(Data excerpts)

+++++

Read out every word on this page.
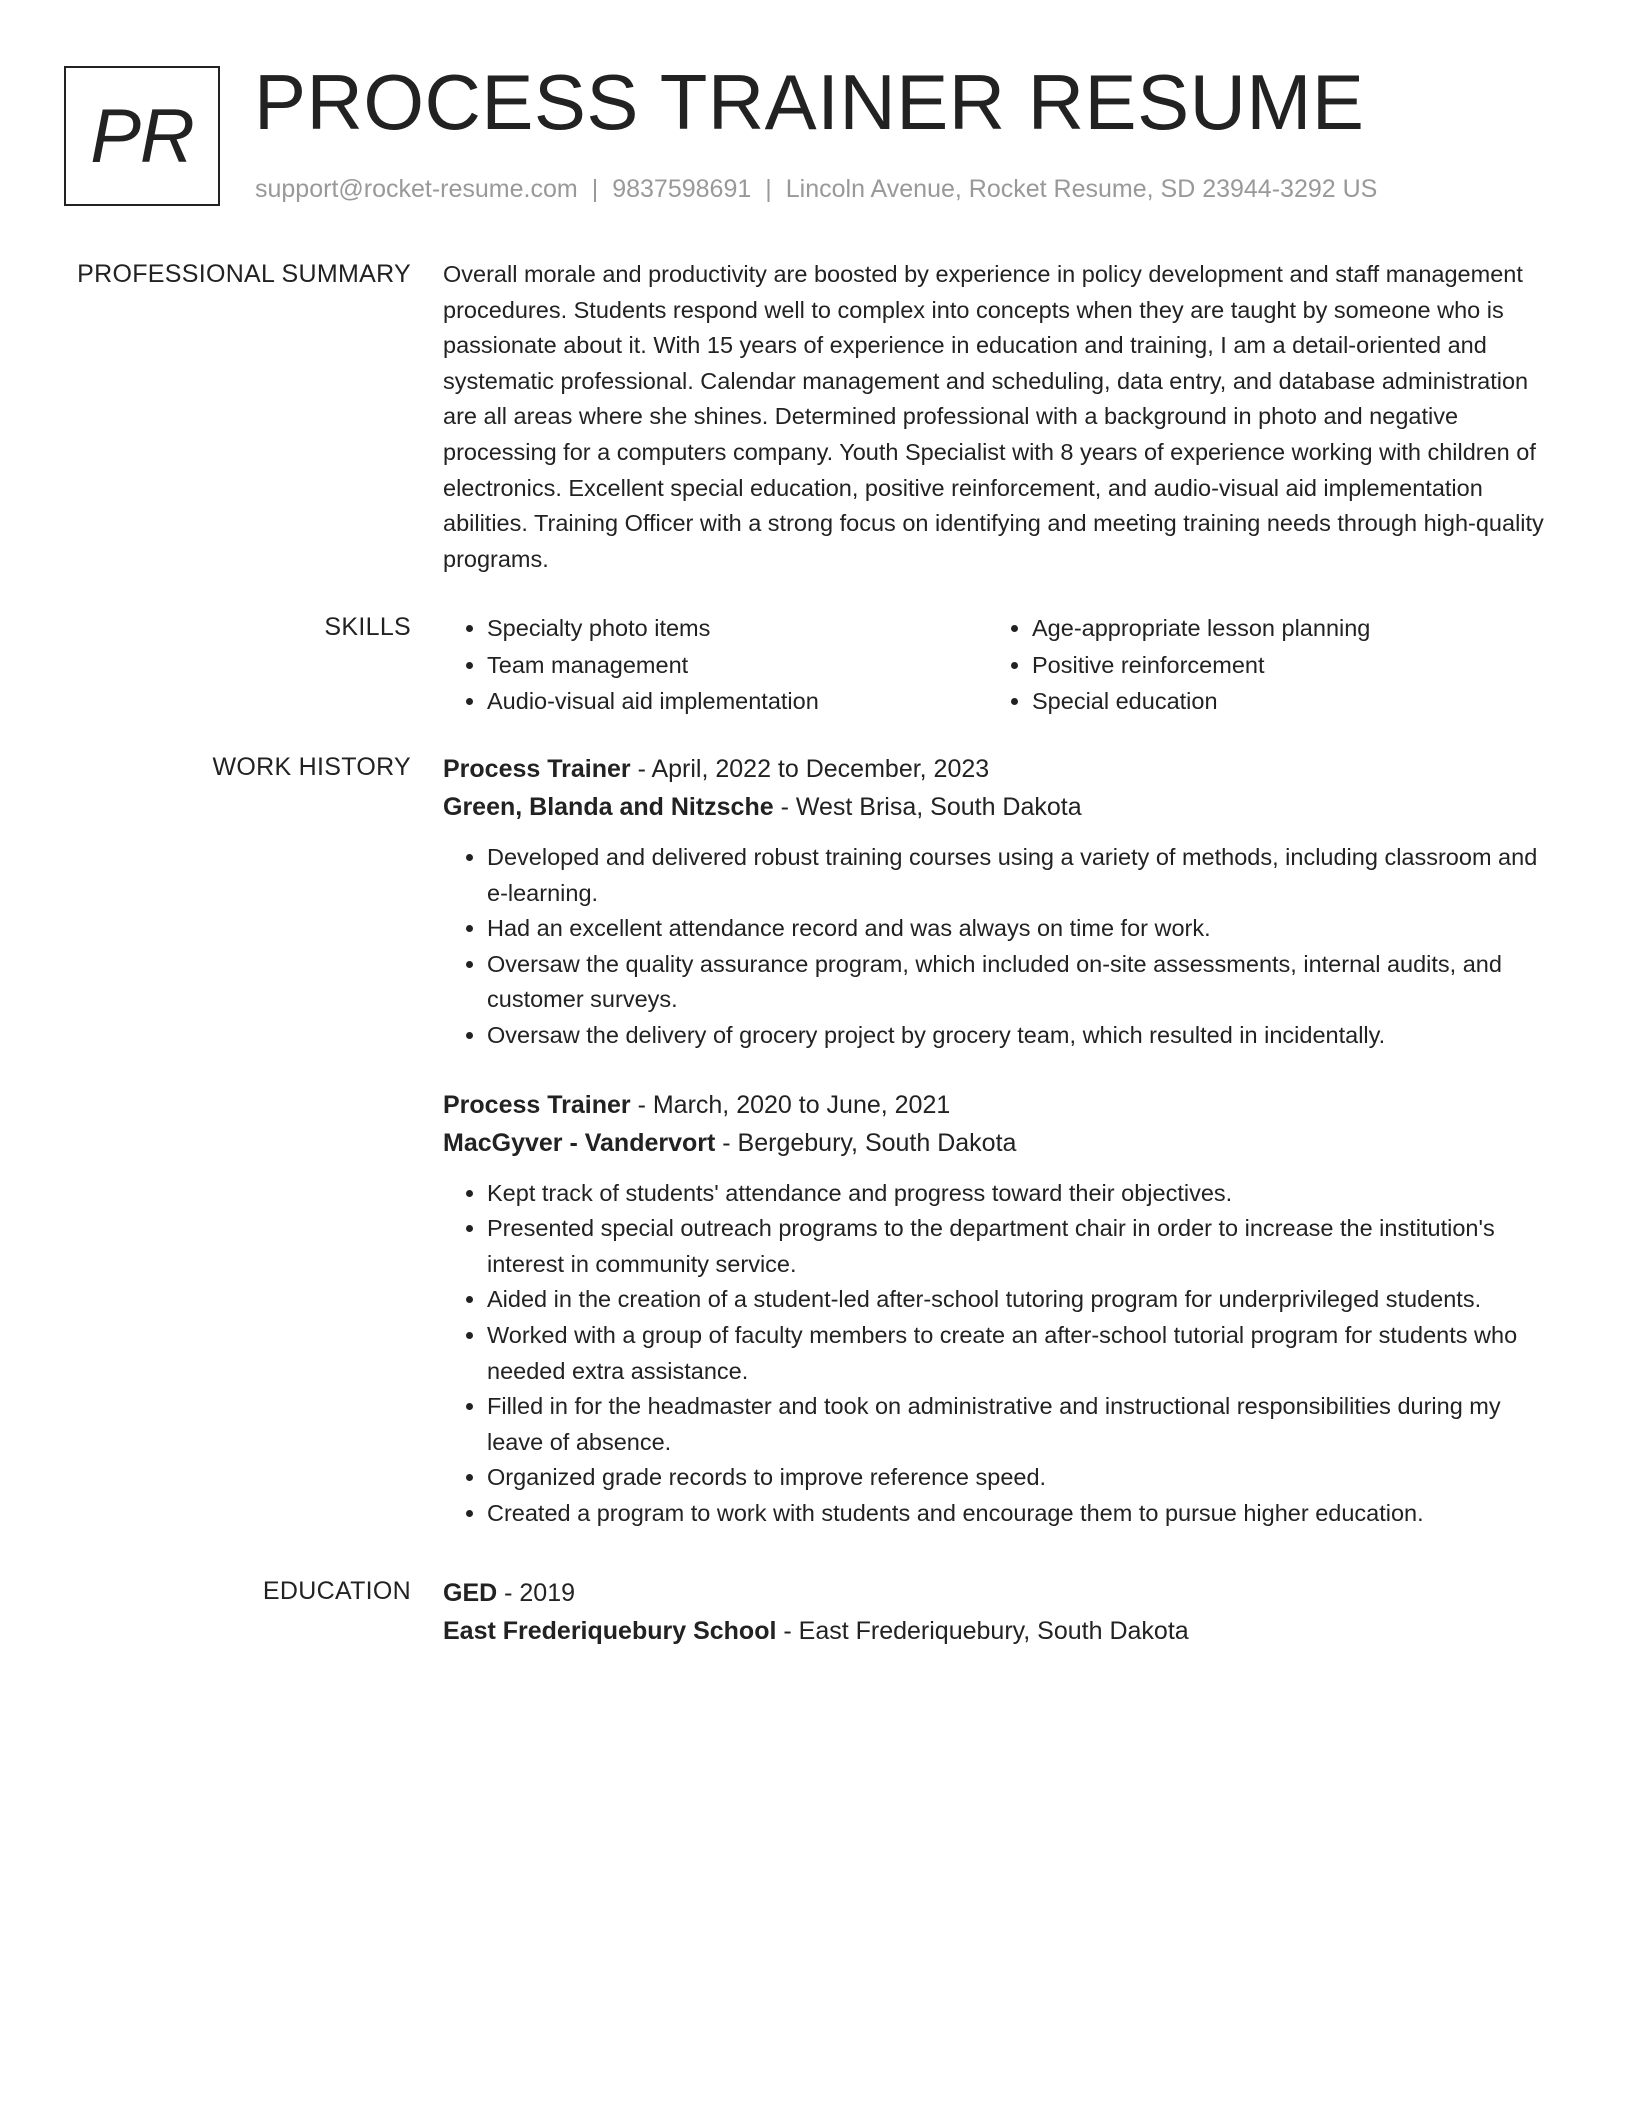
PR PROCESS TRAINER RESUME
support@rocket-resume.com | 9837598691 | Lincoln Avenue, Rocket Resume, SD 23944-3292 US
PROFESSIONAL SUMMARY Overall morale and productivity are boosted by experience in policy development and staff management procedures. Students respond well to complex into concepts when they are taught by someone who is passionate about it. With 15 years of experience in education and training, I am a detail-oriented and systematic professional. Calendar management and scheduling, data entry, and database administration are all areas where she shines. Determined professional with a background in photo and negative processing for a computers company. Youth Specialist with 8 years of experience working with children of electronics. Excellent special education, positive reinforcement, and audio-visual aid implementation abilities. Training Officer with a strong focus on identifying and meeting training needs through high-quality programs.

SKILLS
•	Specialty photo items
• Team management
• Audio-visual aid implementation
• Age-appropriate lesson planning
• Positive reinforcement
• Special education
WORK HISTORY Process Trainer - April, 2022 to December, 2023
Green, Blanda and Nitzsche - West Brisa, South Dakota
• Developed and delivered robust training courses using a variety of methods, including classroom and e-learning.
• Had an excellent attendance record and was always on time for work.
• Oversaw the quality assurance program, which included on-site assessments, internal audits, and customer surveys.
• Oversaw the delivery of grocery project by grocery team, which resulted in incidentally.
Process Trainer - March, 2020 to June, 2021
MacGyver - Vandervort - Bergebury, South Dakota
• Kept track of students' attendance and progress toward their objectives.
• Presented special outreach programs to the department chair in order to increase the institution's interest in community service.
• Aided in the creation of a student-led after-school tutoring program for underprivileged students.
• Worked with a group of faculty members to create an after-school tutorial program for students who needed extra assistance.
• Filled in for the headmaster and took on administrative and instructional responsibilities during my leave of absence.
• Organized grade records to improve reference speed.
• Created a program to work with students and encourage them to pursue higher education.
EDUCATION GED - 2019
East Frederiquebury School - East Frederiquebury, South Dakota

+++++

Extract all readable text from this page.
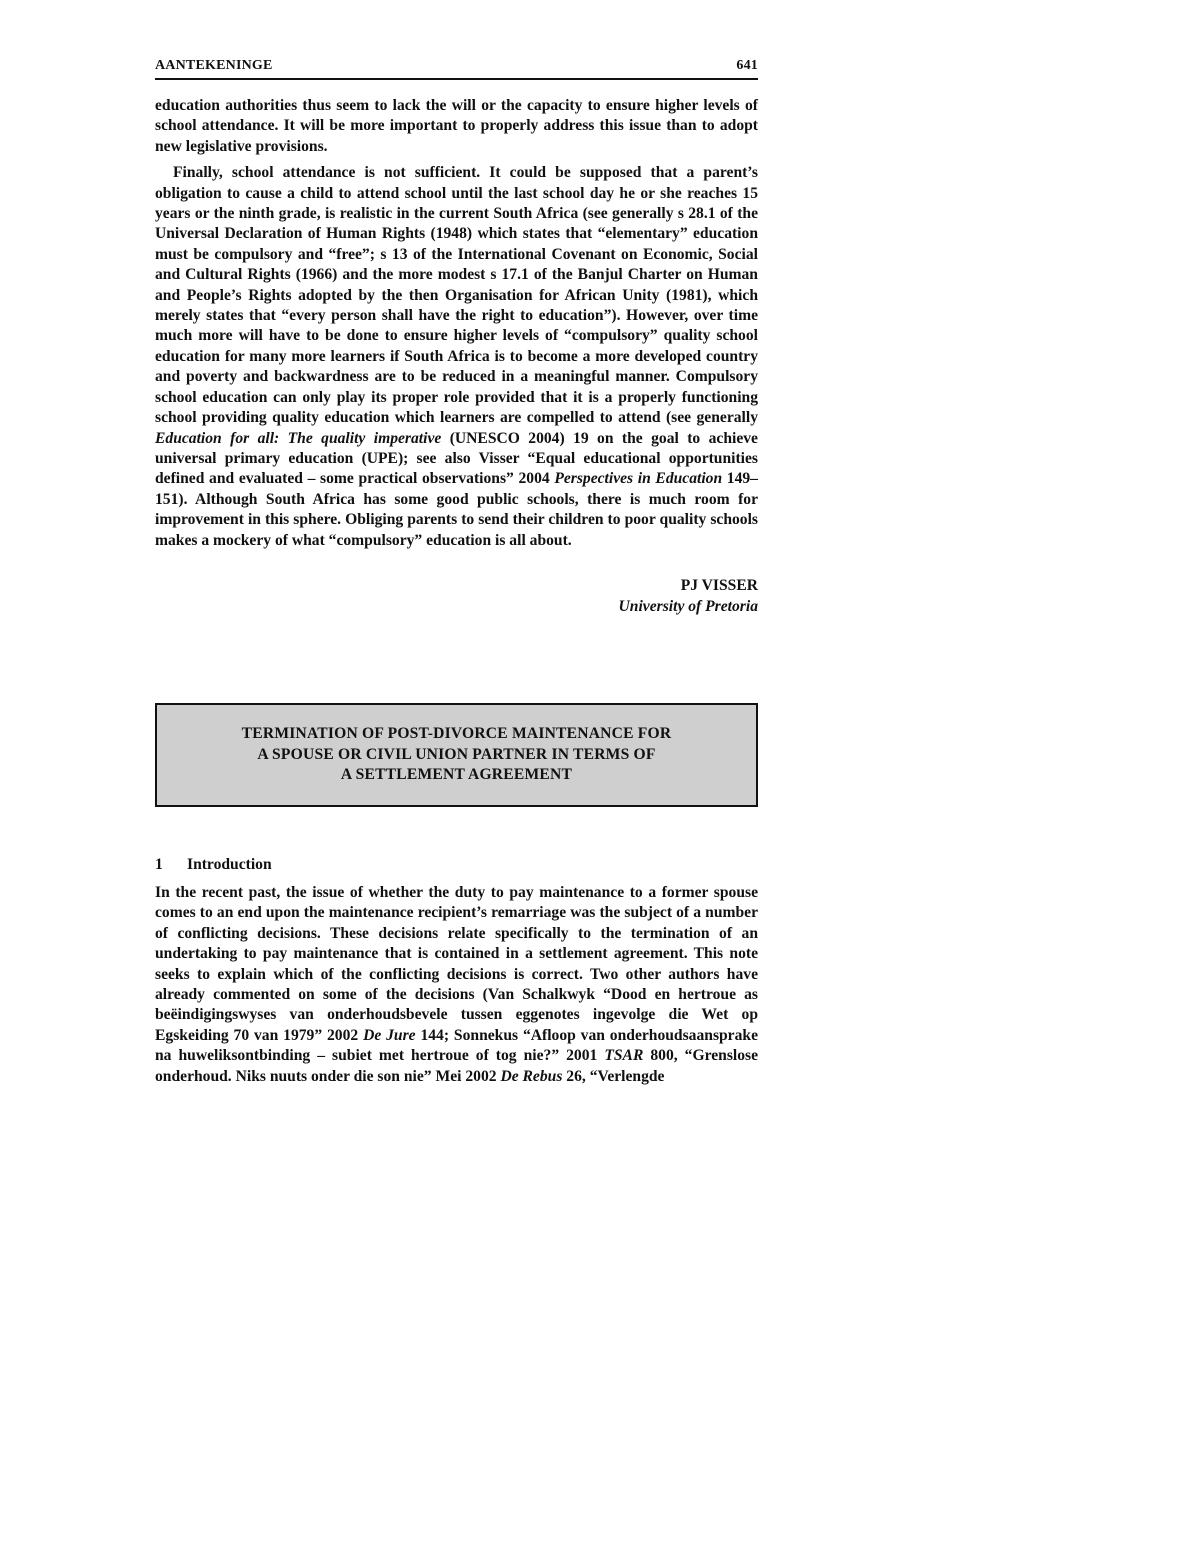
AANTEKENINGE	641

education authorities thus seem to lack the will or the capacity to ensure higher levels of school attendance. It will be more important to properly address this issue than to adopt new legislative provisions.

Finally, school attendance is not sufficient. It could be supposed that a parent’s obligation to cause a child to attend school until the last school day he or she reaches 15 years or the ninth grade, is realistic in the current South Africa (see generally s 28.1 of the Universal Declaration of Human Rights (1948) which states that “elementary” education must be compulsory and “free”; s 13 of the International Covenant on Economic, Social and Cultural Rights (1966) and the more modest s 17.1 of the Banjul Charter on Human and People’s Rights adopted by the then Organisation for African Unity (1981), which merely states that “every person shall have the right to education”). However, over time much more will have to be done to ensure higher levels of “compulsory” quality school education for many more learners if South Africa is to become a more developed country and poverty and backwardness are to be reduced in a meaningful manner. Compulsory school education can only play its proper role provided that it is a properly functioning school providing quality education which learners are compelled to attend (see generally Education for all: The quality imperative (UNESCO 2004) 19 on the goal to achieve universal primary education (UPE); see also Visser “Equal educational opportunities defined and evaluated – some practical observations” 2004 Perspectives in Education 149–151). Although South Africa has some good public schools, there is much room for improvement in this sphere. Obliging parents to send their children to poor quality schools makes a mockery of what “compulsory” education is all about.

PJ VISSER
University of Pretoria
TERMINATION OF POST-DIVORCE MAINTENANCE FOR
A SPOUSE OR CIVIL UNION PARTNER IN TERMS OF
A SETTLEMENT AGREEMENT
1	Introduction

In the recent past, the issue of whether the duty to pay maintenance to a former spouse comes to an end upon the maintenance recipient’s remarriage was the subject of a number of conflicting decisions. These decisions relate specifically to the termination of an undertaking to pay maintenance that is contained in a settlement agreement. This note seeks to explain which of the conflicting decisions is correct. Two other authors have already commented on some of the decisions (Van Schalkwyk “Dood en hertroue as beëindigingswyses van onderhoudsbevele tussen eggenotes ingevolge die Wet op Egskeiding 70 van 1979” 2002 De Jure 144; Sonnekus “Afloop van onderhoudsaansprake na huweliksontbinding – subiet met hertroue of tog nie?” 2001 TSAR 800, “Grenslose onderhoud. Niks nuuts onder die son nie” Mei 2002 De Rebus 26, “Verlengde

+++++

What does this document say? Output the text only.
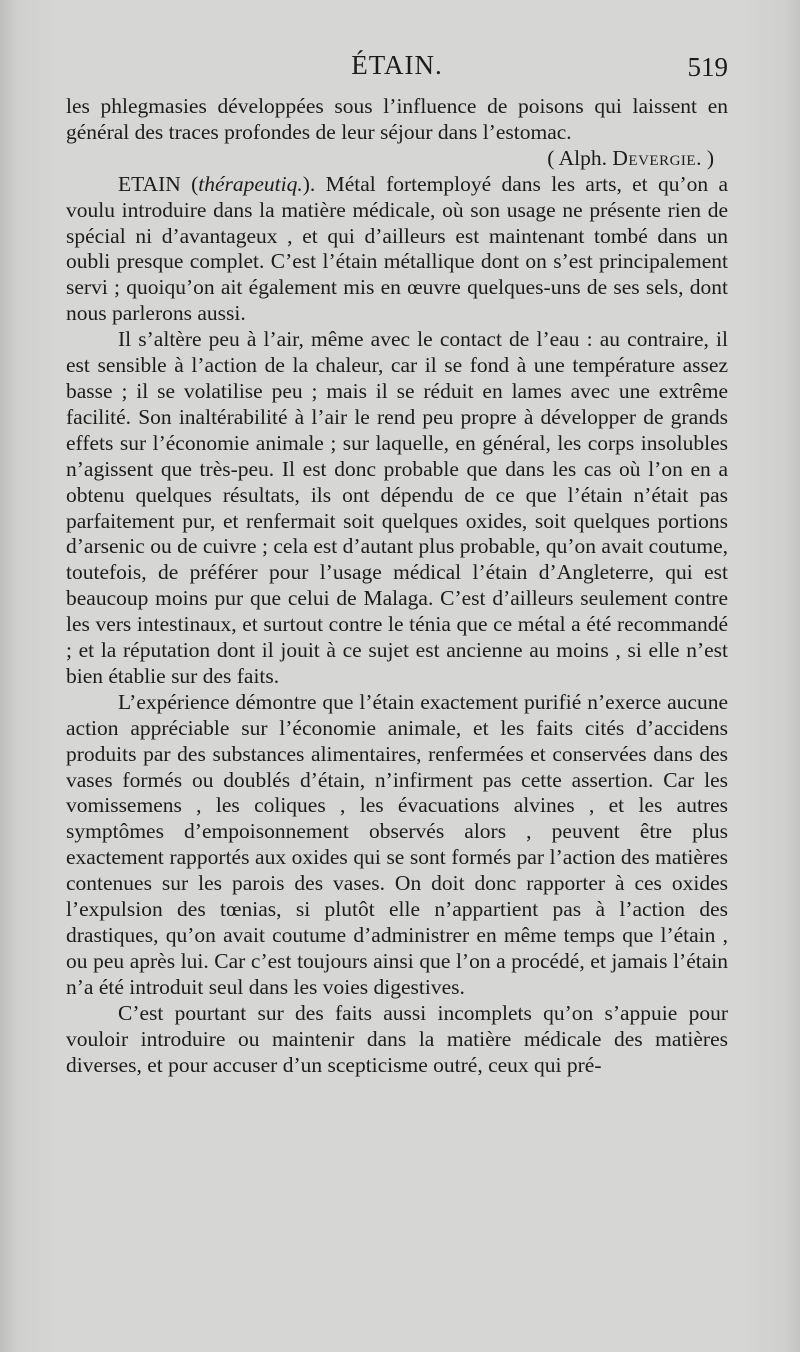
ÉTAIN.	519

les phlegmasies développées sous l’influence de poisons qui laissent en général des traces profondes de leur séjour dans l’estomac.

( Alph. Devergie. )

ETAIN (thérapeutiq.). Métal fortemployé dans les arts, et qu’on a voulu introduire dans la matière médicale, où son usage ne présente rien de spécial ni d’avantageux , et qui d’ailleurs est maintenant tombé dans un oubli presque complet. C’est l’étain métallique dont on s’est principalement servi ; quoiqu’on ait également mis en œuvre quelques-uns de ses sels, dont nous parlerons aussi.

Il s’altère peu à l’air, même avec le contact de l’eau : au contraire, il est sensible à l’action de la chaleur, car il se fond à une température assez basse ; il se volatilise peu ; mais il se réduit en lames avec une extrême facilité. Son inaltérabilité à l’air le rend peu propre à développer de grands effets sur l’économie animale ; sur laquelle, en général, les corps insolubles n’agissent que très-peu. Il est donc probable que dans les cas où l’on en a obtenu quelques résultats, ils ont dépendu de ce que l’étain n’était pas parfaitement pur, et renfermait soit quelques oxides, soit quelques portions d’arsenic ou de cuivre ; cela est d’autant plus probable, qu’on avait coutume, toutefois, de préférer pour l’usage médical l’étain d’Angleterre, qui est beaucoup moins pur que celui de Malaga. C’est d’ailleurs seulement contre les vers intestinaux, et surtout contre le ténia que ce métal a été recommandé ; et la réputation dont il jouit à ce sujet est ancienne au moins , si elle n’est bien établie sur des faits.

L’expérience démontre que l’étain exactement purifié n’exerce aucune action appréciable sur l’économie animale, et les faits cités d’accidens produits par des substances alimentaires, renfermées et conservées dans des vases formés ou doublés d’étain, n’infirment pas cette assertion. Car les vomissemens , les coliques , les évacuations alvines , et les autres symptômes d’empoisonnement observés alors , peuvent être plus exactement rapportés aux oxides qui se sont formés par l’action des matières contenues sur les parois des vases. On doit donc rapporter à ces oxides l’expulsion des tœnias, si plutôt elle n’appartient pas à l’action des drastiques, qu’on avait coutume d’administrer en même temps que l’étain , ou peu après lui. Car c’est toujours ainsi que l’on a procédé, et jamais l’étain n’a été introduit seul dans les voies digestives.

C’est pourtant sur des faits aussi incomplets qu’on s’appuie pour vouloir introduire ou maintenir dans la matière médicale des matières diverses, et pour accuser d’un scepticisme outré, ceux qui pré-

+++++

Your objective =
Track down every line with the word "page" and copy it.

Answer to this problem =
Read out every word on this page.
Extract all readable text from this page.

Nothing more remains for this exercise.